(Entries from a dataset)
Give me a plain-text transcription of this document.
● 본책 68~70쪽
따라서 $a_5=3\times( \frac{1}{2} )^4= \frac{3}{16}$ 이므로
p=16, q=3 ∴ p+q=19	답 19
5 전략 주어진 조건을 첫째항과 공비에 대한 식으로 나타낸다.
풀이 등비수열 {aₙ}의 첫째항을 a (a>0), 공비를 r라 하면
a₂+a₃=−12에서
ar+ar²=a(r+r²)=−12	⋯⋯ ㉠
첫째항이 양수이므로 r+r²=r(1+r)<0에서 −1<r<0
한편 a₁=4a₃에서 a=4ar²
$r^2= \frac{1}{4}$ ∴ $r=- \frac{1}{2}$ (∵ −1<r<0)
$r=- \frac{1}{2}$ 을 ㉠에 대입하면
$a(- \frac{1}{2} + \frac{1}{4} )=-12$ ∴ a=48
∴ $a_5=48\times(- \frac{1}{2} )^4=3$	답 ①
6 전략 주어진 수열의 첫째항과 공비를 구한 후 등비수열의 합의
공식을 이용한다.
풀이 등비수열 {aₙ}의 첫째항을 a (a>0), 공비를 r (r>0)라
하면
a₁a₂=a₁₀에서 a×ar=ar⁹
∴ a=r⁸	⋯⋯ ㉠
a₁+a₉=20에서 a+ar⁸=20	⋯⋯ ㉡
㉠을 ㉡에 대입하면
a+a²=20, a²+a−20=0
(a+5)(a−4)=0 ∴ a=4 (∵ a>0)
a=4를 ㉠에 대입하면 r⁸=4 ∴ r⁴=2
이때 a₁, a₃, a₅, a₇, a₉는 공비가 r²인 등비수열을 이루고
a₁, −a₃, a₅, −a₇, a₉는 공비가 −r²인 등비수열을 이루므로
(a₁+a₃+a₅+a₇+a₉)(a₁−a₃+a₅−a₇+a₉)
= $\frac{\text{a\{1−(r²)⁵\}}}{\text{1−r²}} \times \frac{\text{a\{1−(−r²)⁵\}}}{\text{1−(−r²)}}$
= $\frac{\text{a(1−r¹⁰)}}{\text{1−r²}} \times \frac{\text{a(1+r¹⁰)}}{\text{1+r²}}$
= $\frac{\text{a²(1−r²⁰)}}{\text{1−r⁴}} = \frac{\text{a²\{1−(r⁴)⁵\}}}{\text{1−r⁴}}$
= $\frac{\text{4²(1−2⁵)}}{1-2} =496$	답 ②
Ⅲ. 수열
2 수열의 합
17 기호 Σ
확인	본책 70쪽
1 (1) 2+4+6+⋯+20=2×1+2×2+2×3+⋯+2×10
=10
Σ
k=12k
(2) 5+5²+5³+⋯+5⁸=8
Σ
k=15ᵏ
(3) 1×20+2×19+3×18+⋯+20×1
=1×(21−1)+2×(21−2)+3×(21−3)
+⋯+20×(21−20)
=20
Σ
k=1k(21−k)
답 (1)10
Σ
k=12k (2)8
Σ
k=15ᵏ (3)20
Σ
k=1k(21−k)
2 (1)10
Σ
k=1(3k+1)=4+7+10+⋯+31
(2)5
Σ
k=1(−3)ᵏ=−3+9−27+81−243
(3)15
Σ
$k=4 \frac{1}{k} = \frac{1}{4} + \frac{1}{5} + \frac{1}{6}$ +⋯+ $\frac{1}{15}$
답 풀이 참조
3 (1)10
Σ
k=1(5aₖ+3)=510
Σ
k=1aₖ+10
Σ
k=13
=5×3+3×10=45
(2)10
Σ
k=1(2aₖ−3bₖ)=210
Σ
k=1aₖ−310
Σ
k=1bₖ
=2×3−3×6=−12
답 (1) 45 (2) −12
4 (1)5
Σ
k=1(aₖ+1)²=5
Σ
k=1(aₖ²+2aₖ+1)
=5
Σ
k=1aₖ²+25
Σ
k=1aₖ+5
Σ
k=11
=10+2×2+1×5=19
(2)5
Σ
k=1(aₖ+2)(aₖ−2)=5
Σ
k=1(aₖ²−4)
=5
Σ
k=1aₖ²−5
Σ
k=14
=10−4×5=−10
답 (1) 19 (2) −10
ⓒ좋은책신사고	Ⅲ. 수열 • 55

> WHAT YOU WILL DO:
The records above should be restated word for word, please.

> EXERCISE OUTPUT:
Give me a plain-text transcription of this document.
● 본책 68~70쪽
따라서 $a_5=3\times( \frac{1}{2} )^4= \frac{3}{16}$ 이므로
p=16, q=3 ∴ p+q=19	답 19
5 전략 주어진 조건을 첫째항과 공비에 대한 식으로 나타낸다.
풀이 등비수열 {aₙ}의 첫째항을 a (a>0), 공비를 r라 하면
a₂+a₃=−12에서
ar+ar²=a(r+r²)=−12	⋯⋯ ㉠
첫째항이 양수이므로 r+r²=r(1+r)<0에서 −1<r<0
한편 a₁=4a₃에서 a=4ar²
$r^2= \frac{1}{4}$ ∴ $r=- \frac{1}{2}$ (∵ −1<r<0)
$r=- \frac{1}{2}$ 을 ㉠에 대입하면
$a(- \frac{1}{2} + \frac{1}{4} )=-12$ ∴ a=48
∴ $a_5=48\times(- \frac{1}{2} )^4=3$	답 ①
6 전략 주어진 수열의 첫째항과 공비를 구한 후 등비수열의 합의
공식을 이용한다.
풀이 등비수열 {aₙ}의 첫째항을 a (a>0), 공비를 r (r>0)라
하면
a₁a₂=a₁₀에서 a×ar=ar⁹
∴ a=r⁸	⋯⋯ ㉠
a₁+a₉=20에서 a+ar⁸=20	⋯⋯ ㉡
㉠을 ㉡에 대입하면
a+a²=20, a²+a−20=0
(a+5)(a−4)=0 ∴ a=4 (∵ a>0)
a=4를 ㉠에 대입하면 r⁸=4 ∴ r⁴=2
이때 a₁, a₃, a₅, a₇, a₉는 공비가 r²인 등비수열을 이루고
a₁, −a₃, a₅, −a₇, a₉는 공비가 −r²인 등비수열을 이루므로
(a₁+a₃+a₅+a₇+a₉)(a₁−a₃+a₅−a₇+a₉)
= $\frac{\text{a\{1−(r²)⁵\}}}{\text{1−r²}} \times \frac{\text{a\{1−(−r²)⁵\}}}{\text{1−(−r²)}}$
= $\frac{\text{a(1−r¹⁰)}}{\text{1−r²}} \times \frac{\text{a(1+r¹⁰)}}{\text{1+r²}}$
= $\frac{\text{a²(1−r²⁰)}}{\text{1−r⁴}} = \frac{\text{a²\{1−(r⁴)⁵\}}}{\text{1−r⁴}}$
= $\frac{\text{4²(1−2⁵)}}{1-2} =496$	답 ②
Ⅲ. 수열
2 수열의 합
17 기호 Σ
확인	본책 70쪽
1 (1) 2+4+6+⋯+20=2×1+2×2+2×3+⋯+2×10
=10
Σ
k=12k
(2) 5+5²+5³+⋯+5⁸=8
Σ
k=15ᵏ
(3) 1×20+2×19+3×18+⋯+20×1
=1×(21−1)+2×(21−2)+3×(21−3)
+⋯+20×(21−20)
=20
Σ
k=1k(21−k)
답 (1)10
Σ
k=12k (2)8
Σ
k=15ᵏ (3)20
Σ
k=1k(21−k)
2 (1)10
Σ
k=1(3k+1)=4+7+10+⋯+31
(2)5
Σ
k=1(−3)ᵏ=−3+9−27+81−243
(3)15
Σ
$k=4 \frac{1}{k} = \frac{1}{4} + \frac{1}{5} + \frac{1}{6}$ +⋯+ $\frac{1}{15}$
답 풀이 참조
3 (1)10
Σ
k=1(5aₖ+3)=510
Σ
k=1aₖ+10
Σ
k=13
=5×3+3×10=45
(2)10
Σ
k=1(2aₖ−3bₖ)=210
Σ
k=1aₖ−310
Σ
k=1bₖ
=2×3−3×6=−12
답 (1) 45 (2) −12
4 (1)5
Σ
k=1(aₖ+1)²=5
Σ
k=1(aₖ²+2aₖ+1)
=5
Σ
k=1aₖ²+25
Σ
k=1aₖ+5
Σ
k=11
=10+2×2+1×5=19
(2)5
Σ
k=1(aₖ+2)(aₖ−2)=5
Σ
k=1(aₖ²−4)
=5
Σ
k=1aₖ²−5
Σ
k=14
=10−4×5=−10
답 (1) 19 (2) −10
ⓒ좋은책신사고	Ⅲ. 수열 • 55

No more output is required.